→ Work to complete:
Write out the items word for word, from the very first line through the line containing "- camera-icon-35[interactable]: [360, 101, 370, 114]".

Start of Source records

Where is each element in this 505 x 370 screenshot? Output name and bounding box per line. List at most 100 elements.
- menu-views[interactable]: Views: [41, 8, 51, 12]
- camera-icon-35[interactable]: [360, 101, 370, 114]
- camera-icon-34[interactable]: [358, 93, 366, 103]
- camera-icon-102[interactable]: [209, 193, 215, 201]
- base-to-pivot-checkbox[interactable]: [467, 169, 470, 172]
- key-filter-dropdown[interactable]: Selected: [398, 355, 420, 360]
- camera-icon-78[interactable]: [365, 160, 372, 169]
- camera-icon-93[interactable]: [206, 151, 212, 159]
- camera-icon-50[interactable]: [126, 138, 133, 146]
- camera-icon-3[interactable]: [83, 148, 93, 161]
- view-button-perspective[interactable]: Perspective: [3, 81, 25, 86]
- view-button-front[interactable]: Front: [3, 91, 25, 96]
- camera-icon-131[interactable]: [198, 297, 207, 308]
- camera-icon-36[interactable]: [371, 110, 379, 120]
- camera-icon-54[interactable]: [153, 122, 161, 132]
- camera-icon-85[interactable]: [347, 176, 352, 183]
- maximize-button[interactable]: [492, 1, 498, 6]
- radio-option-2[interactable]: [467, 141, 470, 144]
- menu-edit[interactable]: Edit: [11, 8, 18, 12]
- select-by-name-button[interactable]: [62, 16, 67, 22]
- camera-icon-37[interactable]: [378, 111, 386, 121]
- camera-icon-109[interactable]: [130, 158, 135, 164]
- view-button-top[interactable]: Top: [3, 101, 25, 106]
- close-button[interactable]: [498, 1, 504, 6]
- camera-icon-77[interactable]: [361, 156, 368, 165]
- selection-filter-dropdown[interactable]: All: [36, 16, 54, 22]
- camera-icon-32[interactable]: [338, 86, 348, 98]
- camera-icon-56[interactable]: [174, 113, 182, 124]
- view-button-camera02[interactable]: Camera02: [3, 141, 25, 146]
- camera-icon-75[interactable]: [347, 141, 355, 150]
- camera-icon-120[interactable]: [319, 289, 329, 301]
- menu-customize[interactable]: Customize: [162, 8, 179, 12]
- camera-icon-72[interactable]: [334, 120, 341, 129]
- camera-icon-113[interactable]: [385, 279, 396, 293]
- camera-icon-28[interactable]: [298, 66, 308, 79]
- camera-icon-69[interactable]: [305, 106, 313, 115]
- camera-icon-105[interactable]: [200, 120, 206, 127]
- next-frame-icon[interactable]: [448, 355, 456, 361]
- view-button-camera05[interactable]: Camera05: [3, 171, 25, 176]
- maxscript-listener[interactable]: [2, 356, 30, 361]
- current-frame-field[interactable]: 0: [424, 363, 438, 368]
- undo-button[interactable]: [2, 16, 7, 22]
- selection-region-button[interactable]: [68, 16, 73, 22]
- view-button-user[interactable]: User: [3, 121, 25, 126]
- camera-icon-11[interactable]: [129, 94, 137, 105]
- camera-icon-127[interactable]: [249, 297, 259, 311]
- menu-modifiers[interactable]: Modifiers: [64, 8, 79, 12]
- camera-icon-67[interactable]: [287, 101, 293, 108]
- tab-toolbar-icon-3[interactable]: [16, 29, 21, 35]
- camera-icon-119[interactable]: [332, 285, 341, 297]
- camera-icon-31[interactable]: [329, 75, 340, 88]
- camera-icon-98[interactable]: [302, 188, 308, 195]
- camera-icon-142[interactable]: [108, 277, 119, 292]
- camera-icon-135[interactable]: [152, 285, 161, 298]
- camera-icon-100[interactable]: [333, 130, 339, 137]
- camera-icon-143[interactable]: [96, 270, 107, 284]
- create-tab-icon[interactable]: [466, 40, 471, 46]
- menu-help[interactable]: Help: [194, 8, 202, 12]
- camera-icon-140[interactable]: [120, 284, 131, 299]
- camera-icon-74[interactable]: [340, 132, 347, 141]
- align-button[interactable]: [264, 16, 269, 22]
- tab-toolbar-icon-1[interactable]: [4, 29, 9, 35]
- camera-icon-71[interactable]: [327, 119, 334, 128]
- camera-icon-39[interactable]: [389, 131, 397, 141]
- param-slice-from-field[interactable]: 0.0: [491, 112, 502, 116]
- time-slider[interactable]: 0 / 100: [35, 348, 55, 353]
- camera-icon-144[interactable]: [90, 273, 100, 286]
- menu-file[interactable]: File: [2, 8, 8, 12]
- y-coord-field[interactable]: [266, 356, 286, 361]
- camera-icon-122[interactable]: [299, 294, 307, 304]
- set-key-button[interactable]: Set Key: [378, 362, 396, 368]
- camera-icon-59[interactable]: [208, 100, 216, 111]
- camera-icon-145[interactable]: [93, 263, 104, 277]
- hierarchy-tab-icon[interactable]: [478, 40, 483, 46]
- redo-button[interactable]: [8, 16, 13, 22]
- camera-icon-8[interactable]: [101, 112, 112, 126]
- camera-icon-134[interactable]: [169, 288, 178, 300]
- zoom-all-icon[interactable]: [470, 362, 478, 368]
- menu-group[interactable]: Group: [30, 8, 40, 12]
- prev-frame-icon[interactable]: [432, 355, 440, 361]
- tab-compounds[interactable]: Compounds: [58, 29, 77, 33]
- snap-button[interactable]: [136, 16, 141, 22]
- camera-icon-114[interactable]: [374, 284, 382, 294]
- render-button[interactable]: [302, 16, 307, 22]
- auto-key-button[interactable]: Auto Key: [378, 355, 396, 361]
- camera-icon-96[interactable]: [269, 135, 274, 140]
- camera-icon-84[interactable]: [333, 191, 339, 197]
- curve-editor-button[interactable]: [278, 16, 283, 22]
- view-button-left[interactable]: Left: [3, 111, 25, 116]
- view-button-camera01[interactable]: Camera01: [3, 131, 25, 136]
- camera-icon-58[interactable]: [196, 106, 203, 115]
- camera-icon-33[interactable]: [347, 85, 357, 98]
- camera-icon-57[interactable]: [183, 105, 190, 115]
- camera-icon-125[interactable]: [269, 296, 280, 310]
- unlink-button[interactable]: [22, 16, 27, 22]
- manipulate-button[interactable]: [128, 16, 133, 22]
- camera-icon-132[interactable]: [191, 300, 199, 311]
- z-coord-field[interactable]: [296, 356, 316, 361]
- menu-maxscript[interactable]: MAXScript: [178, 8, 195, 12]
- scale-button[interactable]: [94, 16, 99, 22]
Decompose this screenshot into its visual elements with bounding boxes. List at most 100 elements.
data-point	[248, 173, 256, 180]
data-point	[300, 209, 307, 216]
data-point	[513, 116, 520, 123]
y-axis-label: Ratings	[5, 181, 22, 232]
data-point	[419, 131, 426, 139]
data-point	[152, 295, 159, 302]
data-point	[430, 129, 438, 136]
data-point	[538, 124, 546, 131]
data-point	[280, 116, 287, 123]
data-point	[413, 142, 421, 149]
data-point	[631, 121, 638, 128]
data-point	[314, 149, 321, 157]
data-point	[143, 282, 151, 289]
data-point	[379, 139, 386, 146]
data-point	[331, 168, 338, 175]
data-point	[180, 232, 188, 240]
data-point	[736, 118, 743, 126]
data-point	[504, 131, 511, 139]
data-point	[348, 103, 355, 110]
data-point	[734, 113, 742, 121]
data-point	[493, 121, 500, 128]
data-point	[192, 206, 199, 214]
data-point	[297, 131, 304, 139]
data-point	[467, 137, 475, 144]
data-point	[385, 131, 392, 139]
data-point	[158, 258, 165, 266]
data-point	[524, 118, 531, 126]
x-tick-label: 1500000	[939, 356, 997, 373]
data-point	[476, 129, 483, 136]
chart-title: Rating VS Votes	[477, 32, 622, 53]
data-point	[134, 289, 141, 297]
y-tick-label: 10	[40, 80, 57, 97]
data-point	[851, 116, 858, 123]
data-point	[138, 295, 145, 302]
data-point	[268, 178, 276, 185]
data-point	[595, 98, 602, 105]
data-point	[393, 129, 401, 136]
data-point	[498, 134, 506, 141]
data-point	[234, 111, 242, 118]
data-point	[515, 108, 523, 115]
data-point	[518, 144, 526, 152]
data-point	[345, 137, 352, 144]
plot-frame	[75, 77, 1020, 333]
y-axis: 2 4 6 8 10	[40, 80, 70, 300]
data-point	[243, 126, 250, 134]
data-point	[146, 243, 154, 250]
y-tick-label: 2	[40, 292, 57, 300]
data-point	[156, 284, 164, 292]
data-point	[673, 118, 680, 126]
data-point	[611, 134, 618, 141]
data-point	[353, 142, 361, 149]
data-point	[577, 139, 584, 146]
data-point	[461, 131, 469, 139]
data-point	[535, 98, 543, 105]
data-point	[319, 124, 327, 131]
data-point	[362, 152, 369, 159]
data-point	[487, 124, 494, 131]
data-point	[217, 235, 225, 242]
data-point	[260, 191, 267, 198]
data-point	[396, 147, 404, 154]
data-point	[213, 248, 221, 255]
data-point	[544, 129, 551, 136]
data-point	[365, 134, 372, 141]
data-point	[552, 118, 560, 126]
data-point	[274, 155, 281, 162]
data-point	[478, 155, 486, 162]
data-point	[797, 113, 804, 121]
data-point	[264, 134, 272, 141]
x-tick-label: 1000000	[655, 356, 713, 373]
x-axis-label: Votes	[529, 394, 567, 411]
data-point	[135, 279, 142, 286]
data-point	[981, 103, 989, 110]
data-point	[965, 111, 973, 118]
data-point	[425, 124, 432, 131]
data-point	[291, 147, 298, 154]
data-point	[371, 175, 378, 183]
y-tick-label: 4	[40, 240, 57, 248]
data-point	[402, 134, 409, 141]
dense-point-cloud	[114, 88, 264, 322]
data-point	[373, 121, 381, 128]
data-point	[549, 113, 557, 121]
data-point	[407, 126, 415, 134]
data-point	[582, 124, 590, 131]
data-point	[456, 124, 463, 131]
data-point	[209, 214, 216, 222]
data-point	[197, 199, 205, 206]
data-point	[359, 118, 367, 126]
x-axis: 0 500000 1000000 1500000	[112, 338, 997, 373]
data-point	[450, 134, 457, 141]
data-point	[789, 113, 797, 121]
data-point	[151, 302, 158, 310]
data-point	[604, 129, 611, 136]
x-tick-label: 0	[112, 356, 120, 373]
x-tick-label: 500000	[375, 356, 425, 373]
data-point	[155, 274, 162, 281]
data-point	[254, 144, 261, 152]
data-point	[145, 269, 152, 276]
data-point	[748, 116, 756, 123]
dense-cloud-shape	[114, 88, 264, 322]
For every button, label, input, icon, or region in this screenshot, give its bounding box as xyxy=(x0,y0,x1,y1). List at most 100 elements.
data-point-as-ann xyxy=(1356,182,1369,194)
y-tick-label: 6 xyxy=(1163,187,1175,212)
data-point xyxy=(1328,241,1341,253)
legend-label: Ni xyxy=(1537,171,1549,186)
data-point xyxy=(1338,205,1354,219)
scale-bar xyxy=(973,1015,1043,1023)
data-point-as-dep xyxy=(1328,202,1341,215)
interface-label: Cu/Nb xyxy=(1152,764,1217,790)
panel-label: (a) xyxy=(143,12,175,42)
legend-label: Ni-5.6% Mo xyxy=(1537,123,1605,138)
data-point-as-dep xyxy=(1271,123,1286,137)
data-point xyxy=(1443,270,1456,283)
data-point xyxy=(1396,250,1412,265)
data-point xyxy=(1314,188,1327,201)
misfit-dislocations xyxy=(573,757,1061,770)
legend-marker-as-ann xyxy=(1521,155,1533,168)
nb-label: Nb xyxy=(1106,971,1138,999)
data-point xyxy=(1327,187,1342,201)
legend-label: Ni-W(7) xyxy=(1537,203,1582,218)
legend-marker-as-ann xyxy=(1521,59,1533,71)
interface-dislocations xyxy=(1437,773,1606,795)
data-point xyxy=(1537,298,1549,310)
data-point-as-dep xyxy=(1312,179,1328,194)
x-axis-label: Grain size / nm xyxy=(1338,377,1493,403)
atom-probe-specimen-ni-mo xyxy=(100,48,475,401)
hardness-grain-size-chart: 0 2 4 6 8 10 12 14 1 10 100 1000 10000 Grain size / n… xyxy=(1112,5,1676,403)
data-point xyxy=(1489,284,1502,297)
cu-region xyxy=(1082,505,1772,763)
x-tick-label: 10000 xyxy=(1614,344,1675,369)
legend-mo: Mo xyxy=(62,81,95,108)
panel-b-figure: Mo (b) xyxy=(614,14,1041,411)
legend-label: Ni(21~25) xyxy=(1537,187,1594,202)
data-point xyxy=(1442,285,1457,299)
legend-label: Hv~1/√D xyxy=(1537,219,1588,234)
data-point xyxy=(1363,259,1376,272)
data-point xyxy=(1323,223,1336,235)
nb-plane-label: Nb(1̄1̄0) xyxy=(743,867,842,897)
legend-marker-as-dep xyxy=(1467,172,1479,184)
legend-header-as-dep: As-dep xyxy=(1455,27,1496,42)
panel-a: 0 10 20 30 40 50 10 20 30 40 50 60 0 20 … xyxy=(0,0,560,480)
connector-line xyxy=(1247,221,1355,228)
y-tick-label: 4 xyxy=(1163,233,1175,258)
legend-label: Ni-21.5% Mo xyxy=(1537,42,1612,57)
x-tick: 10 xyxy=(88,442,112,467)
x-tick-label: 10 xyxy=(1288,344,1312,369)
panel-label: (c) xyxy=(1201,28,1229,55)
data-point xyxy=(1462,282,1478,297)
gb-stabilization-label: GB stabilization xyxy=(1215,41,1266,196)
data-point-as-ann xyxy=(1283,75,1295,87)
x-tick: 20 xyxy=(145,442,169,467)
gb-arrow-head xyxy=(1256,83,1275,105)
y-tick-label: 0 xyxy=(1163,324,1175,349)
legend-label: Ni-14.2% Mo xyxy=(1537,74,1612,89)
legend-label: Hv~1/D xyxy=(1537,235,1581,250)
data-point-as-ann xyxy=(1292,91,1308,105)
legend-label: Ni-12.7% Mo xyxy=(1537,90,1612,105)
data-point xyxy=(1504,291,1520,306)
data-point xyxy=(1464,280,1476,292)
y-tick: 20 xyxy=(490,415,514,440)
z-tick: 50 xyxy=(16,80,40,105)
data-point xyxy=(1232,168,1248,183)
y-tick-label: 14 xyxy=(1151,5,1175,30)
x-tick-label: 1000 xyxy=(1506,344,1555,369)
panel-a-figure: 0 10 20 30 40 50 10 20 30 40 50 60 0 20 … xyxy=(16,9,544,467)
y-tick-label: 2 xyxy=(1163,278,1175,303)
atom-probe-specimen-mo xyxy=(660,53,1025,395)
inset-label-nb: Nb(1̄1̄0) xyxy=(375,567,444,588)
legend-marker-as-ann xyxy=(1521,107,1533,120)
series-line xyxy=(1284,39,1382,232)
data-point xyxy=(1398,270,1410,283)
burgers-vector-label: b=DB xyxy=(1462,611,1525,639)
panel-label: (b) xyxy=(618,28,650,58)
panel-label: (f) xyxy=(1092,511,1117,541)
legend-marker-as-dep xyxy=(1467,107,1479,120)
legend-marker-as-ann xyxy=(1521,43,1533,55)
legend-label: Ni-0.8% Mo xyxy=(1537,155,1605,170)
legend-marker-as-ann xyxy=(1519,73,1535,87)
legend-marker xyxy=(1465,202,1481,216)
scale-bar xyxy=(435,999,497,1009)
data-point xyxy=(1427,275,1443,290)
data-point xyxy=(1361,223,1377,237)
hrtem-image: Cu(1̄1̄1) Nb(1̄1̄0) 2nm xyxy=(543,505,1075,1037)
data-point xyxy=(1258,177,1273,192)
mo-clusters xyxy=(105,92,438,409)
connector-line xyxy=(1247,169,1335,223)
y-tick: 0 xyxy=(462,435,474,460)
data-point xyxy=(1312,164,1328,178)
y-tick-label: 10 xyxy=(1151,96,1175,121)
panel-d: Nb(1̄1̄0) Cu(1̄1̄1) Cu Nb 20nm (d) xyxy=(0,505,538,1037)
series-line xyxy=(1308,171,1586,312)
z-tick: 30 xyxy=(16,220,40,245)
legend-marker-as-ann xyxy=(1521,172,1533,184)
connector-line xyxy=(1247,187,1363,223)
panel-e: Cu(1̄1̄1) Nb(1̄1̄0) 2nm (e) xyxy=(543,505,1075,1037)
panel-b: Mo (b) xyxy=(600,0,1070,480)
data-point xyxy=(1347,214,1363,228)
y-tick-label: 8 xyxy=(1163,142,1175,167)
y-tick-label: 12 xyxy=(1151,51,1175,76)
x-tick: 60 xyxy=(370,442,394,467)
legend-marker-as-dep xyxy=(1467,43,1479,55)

End of Source records

→ Full solution:
Where is each element in this 505 x 370 screenshot? Output name and bounding box per line. List at most 100 elements.
- menu-views[interactable]: Views: [41, 8, 51, 12]
- camera-icon-35[interactable]: [360, 101, 370, 114]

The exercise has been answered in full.